[Stored entries]
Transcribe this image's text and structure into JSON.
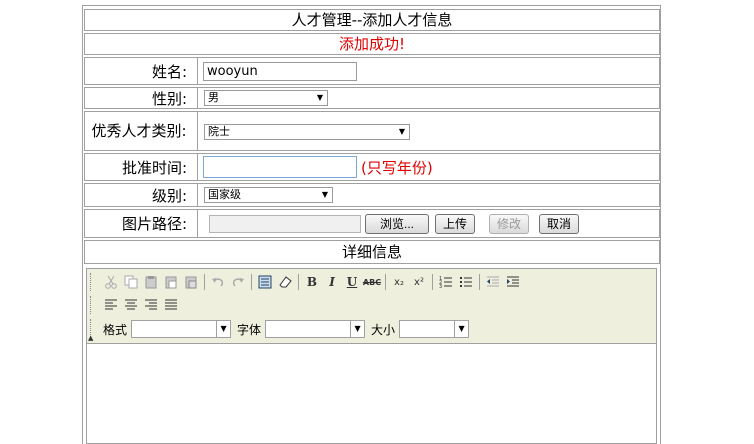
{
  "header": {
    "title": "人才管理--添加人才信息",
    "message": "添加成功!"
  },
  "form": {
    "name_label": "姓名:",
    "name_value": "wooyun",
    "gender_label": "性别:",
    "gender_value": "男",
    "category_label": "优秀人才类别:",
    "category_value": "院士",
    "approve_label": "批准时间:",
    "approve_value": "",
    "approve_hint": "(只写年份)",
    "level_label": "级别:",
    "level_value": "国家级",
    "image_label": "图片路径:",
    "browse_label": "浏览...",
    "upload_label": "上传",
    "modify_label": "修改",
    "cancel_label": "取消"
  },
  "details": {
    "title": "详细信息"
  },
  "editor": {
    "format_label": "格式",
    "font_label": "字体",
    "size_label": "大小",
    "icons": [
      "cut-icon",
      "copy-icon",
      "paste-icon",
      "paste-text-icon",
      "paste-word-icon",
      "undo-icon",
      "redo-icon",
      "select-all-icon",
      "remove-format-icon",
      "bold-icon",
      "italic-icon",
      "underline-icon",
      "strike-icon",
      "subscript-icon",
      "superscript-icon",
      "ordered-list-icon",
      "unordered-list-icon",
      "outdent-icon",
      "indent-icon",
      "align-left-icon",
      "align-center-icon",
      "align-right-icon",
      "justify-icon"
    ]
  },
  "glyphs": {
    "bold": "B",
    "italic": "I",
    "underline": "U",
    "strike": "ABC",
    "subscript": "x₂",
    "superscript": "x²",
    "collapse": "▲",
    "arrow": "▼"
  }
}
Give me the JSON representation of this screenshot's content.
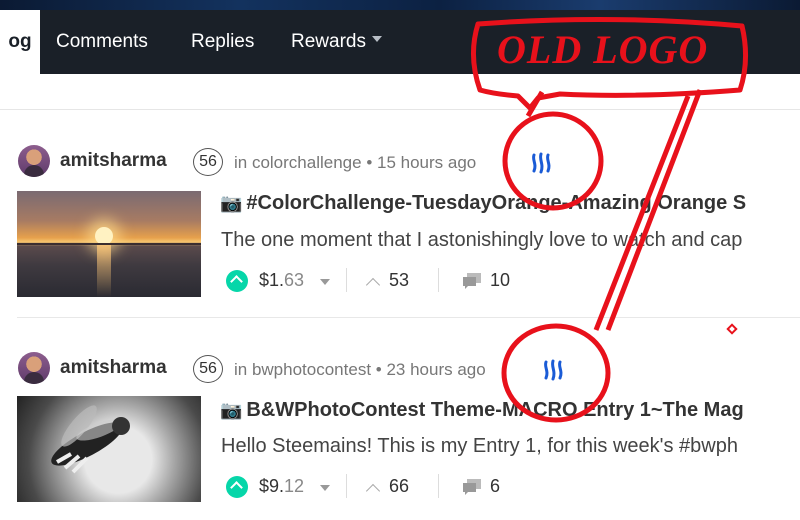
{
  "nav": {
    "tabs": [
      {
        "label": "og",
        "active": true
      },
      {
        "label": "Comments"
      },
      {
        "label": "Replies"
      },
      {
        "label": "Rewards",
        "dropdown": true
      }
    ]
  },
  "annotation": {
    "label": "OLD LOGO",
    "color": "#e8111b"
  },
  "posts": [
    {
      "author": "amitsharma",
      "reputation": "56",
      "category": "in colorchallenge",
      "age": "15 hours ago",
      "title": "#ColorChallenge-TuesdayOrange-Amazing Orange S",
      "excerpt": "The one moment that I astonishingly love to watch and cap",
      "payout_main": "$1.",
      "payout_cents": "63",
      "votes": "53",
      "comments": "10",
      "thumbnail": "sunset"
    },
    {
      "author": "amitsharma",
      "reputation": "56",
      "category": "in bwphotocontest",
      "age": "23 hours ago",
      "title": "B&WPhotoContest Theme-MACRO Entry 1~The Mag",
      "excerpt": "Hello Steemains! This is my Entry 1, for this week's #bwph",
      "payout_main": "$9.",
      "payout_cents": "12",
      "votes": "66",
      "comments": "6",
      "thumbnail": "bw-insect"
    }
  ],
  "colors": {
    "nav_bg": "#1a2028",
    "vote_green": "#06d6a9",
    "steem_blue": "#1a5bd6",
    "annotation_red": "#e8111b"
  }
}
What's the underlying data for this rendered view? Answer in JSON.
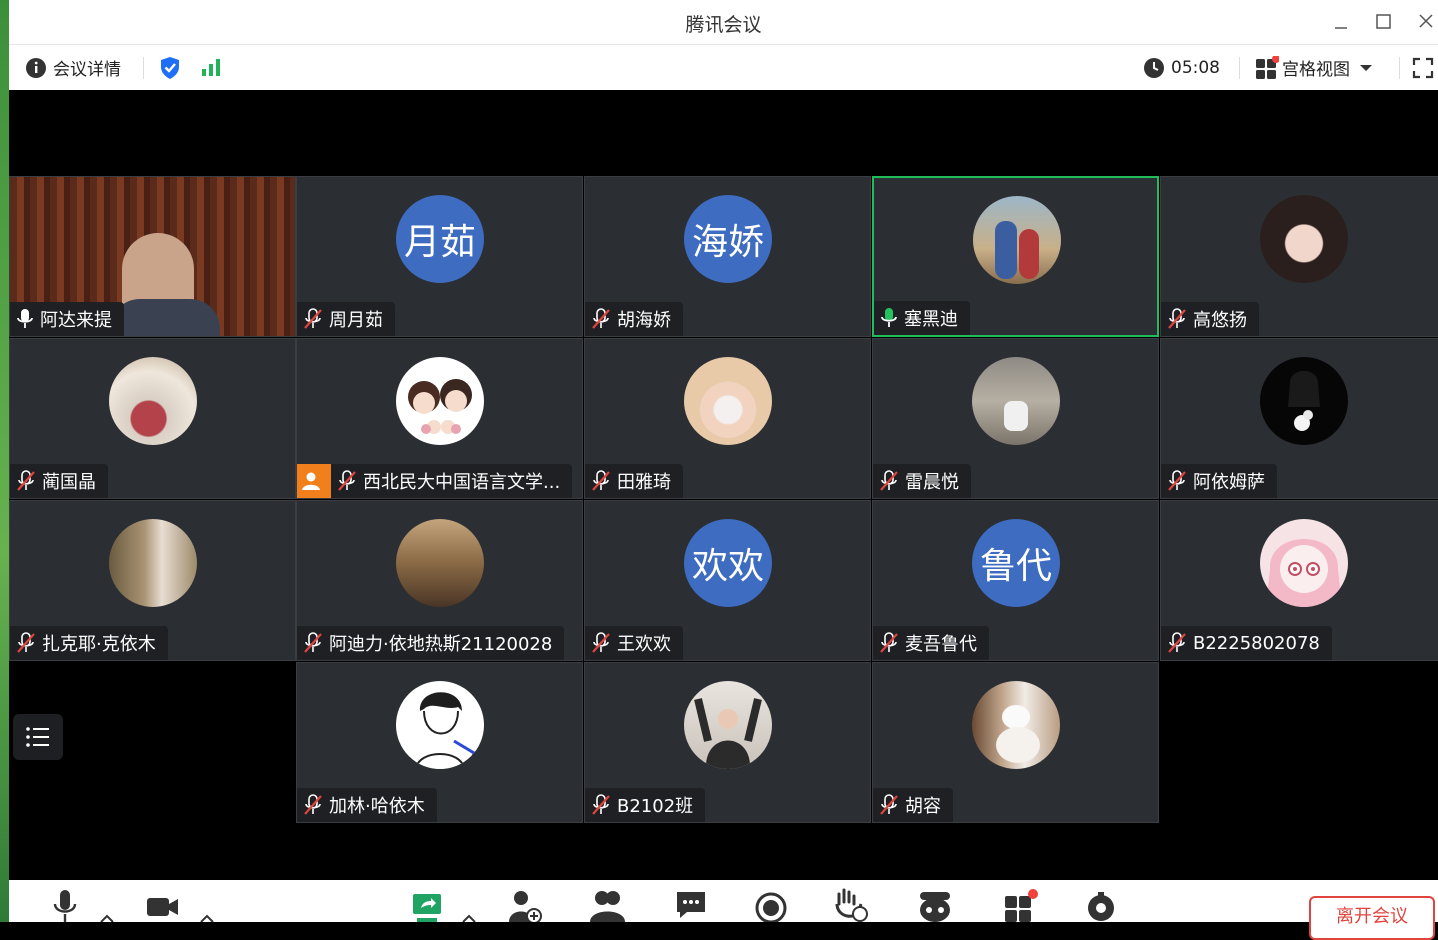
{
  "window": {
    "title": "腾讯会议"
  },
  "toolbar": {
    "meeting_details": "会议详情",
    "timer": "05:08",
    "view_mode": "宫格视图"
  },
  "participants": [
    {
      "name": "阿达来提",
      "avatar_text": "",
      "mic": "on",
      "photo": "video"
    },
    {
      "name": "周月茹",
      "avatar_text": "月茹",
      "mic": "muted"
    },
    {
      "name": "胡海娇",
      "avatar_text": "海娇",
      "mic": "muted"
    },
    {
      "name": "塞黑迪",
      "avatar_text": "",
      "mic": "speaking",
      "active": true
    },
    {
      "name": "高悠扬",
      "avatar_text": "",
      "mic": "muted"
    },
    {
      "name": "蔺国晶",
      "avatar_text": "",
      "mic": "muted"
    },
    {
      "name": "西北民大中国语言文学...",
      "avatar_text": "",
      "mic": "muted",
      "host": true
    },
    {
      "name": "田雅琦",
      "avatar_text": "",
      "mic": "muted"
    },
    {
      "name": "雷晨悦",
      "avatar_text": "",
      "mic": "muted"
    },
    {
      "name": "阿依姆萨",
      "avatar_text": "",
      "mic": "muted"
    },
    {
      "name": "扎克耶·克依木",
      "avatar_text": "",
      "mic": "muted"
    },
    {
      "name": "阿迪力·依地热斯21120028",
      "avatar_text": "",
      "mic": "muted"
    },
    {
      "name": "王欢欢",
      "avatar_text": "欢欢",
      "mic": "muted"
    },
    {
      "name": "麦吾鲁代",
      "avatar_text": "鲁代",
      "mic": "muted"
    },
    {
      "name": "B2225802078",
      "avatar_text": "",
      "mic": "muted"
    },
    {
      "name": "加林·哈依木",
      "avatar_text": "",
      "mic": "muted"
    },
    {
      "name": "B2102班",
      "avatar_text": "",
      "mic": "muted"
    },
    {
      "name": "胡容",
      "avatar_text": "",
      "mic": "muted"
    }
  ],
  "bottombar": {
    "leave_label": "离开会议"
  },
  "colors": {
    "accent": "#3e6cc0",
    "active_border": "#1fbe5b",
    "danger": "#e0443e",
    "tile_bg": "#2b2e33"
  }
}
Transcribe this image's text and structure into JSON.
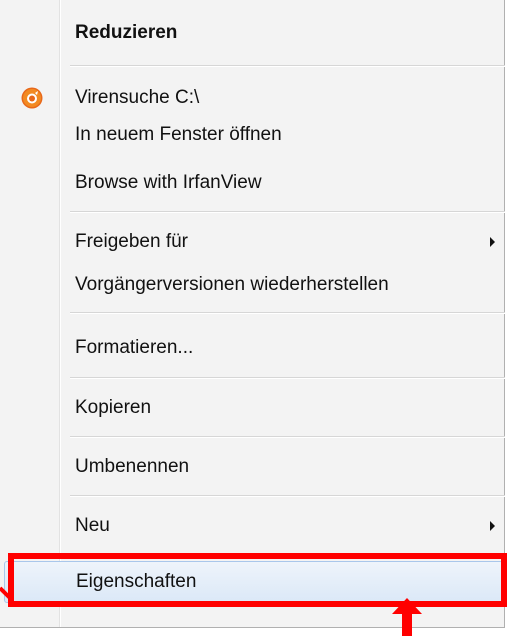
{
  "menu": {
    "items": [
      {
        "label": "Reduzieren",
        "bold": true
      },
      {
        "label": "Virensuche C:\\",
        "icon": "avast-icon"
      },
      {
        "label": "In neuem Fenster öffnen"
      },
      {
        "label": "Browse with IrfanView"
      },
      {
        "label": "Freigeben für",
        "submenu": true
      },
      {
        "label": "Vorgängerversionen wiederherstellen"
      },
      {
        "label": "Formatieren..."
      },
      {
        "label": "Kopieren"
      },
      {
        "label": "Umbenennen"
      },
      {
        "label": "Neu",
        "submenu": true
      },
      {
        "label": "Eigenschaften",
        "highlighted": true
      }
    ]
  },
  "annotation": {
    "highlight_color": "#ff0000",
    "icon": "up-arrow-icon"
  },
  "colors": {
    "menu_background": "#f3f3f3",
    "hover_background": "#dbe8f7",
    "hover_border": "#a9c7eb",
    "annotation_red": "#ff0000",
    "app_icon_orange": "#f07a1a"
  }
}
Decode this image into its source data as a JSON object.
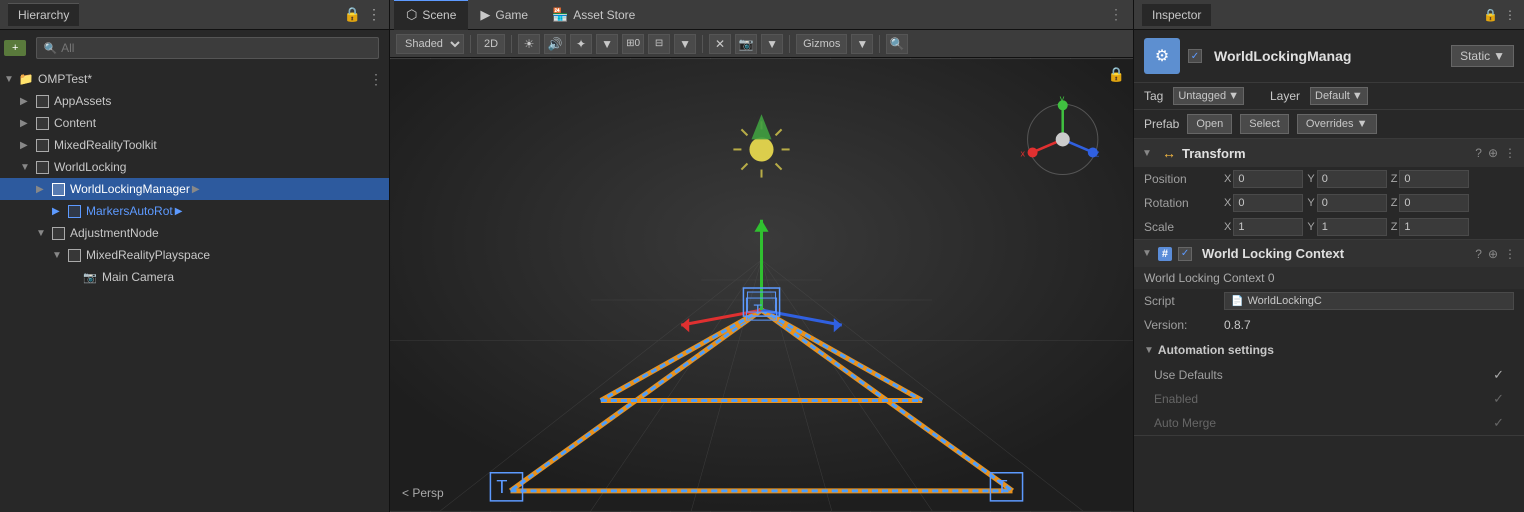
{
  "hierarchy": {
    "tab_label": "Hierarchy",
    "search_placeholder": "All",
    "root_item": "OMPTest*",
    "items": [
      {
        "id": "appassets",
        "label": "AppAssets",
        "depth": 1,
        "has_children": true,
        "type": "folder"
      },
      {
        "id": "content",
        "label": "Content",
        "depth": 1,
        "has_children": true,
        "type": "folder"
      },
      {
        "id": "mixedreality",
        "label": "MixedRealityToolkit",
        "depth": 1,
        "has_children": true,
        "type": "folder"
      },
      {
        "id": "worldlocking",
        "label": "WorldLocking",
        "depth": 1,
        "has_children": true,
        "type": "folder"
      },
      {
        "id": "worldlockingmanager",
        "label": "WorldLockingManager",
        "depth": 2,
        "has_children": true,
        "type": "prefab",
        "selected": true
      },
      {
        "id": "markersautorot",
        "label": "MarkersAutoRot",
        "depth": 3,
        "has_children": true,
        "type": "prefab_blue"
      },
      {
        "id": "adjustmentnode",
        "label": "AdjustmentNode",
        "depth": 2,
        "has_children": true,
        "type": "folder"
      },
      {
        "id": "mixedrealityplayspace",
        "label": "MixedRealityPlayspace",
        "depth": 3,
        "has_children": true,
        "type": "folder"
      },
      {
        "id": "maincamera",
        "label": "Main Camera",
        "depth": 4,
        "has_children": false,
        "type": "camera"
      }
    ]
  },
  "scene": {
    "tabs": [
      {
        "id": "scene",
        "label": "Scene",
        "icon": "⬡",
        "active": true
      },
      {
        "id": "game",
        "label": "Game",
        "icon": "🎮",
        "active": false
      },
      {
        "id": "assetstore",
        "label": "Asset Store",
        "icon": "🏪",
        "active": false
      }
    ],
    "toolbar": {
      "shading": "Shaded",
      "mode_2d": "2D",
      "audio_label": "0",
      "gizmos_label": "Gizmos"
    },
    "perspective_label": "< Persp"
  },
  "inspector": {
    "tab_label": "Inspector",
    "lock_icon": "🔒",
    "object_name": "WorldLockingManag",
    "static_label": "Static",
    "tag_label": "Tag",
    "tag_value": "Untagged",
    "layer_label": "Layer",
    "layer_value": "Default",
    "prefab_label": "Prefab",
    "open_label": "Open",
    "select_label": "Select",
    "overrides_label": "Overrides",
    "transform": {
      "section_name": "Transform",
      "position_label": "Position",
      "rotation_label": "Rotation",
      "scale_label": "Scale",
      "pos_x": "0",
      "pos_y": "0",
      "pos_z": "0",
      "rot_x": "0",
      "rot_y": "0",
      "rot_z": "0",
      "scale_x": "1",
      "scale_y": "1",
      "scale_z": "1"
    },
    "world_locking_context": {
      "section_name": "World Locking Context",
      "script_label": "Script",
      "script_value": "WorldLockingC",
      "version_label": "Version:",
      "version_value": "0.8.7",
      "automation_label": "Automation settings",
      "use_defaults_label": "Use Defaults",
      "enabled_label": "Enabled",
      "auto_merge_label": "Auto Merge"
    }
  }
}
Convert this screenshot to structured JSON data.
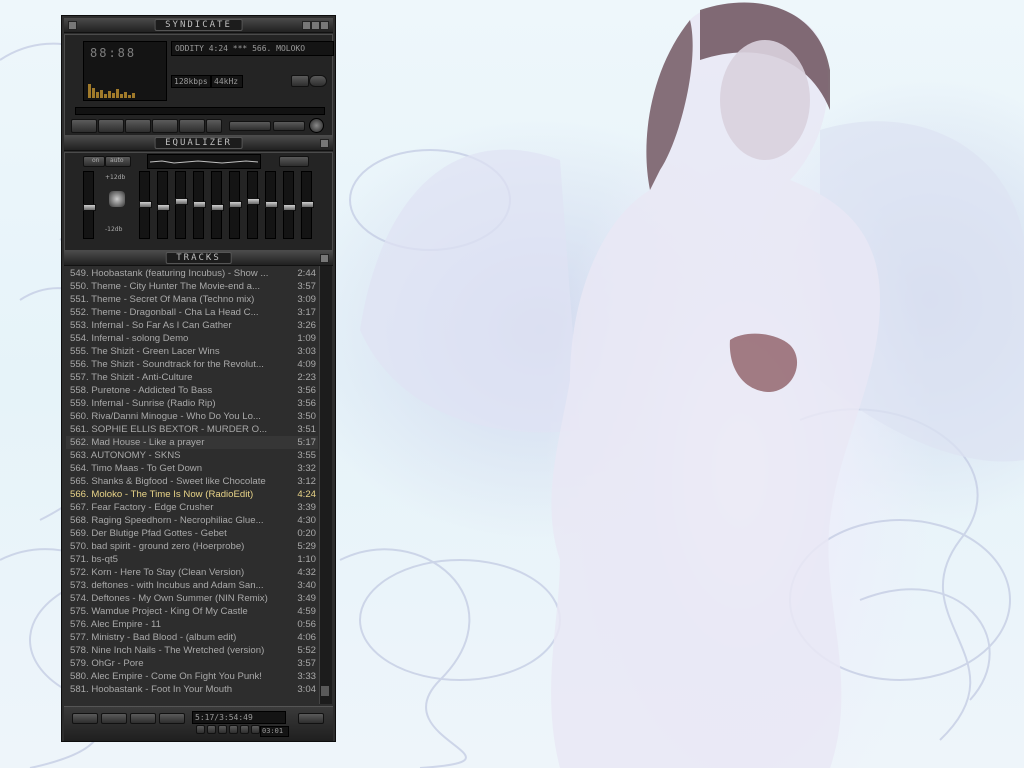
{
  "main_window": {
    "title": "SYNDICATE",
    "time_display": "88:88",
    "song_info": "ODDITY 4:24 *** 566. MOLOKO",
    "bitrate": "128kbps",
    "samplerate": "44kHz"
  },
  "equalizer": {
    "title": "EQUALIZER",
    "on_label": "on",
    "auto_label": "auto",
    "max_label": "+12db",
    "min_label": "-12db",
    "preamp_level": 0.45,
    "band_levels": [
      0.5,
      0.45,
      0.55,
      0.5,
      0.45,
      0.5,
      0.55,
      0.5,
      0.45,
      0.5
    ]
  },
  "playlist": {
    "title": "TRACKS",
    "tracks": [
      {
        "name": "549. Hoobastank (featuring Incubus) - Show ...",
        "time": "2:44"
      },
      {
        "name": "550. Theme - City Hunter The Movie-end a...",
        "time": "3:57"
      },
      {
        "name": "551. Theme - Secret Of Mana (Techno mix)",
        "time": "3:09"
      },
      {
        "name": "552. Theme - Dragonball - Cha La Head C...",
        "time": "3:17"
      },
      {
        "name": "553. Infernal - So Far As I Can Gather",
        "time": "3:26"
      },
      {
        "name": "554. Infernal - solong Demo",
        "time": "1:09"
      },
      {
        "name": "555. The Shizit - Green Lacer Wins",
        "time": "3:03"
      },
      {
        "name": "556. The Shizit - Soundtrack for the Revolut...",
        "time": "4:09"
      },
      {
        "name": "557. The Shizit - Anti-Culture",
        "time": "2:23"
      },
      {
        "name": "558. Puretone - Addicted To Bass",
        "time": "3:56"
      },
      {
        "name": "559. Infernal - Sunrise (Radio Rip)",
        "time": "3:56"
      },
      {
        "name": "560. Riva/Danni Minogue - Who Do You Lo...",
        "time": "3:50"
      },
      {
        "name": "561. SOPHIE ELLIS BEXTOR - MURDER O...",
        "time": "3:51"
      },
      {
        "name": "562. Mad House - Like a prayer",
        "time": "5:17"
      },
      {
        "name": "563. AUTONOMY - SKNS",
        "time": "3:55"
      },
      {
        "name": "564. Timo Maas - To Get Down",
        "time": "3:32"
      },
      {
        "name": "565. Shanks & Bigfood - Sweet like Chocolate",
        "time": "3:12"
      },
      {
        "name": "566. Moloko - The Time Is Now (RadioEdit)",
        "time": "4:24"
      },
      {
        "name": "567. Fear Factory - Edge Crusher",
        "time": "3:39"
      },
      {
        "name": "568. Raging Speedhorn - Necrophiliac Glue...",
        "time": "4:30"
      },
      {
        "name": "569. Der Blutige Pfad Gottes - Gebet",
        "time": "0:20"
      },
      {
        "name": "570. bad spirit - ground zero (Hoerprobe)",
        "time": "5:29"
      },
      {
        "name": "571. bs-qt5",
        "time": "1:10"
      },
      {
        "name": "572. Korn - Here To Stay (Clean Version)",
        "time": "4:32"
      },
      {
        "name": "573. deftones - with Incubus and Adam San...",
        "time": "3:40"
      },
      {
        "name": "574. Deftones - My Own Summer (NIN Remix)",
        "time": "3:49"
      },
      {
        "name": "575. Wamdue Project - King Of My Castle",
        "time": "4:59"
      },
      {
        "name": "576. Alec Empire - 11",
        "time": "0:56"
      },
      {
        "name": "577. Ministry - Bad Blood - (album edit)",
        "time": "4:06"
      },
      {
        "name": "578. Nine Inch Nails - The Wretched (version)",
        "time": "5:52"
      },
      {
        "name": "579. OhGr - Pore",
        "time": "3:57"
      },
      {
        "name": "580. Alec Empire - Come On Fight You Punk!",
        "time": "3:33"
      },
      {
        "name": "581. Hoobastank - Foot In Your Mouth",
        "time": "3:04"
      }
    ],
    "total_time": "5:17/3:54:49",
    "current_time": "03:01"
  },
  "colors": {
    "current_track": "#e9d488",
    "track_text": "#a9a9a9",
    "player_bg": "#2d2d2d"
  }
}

Your objective - Every line in the data that holds "align" should be copied out.

Answer to the exercise -
      "align-left-icon",
      "align-center-icon",
      "align-right-icon",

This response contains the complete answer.